### [Chart and figure data]
-- start --

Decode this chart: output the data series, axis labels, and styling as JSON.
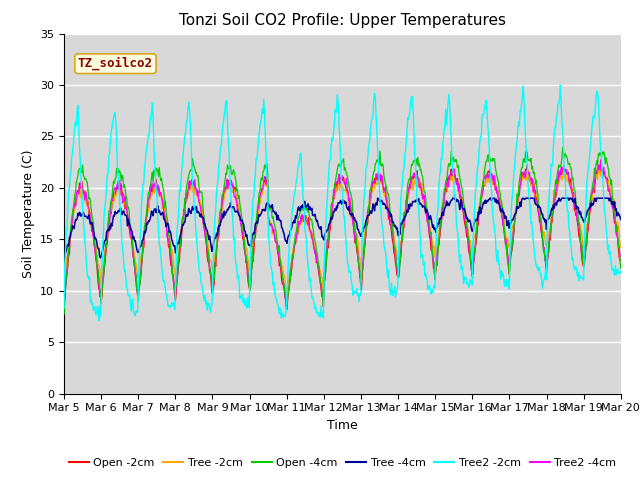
{
  "title": "Tonzi Soil CO2 Profile: Upper Temperatures",
  "xlabel": "Time",
  "ylabel": "Soil Temperature (C)",
  "ylim": [
    0,
    35
  ],
  "yticks": [
    0,
    5,
    10,
    15,
    20,
    25,
    30,
    35
  ],
  "date_labels": [
    "Mar 5",
    "Mar 6",
    "Mar 7",
    "Mar 8",
    "Mar 9",
    "Mar 10",
    "Mar 11",
    "Mar 12",
    "Mar 13",
    "Mar 14",
    "Mar 15",
    "Mar 16",
    "Mar 17",
    "Mar 18",
    "Mar 19",
    "Mar 20"
  ],
  "watermark_text": "TZ_soilco2",
  "watermark_color": "#8B0000",
  "watermark_bg": "#FFFFE0",
  "watermark_border": "#DAA520",
  "series_colors": {
    "Open -2cm": "#FF0000",
    "Tree -2cm": "#FFA500",
    "Open -4cm": "#00CC00",
    "Tree -4cm": "#000099",
    "Tree2 -2cm": "#00FFFF",
    "Tree2 -4cm": "#FF00FF"
  },
  "background_color": "#D8D8D8",
  "fig_background": "#FFFFFF",
  "grid_color": "#FFFFFF",
  "title_fontsize": 11,
  "label_fontsize": 9,
  "tick_fontsize": 8,
  "legend_fontsize": 8
}
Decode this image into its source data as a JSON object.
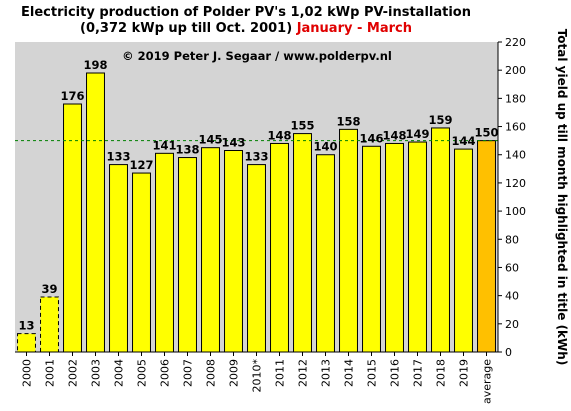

-- end --

### [Written exercise]
All of the entries above should be duplicated exactly, except for the pictures.

### [Right answer]
Decode this chart: output the data series, axis labels, and styling as JSON.
{
  "title": "Tonzi Soil CO2 Profile: Upper Temperatures",
  "xlabel": "Time",
  "ylabel": "Soil Temperature (C)",
  "ylim": [
    0,
    35
  ],
  "yticks": [
    0,
    5,
    10,
    15,
    20,
    25,
    30,
    35
  ],
  "date_labels": [
    "Mar 5",
    "Mar 6",
    "Mar 7",
    "Mar 8",
    "Mar 9",
    "Mar 10",
    "Mar 11",
    "Mar 12",
    "Mar 13",
    "Mar 14",
    "Mar 15",
    "Mar 16",
    "Mar 17",
    "Mar 18",
    "Mar 19",
    "Mar 20"
  ],
  "watermark_text": "TZ_soilco2",
  "watermark_color": "#8B0000",
  "watermark_bg": "#FFFFE0",
  "watermark_border": "#DAA520",
  "series_colors": {
    "Open -2cm": "#FF0000",
    "Tree -2cm": "#FFA500",
    "Open -4cm": "#00CC00",
    "Tree -4cm": "#000099",
    "Tree2 -2cm": "#00FFFF",
    "Tree2 -4cm": "#FF00FF"
  },
  "background_color": "#D8D8D8",
  "fig_background": "#FFFFFF",
  "grid_color": "#FFFFFF",
  "title_fontsize": 11,
  "label_fontsize": 9,
  "tick_fontsize": 8,
  "legend_fontsize": 8
}
Decode this image into its source data as a JSON object.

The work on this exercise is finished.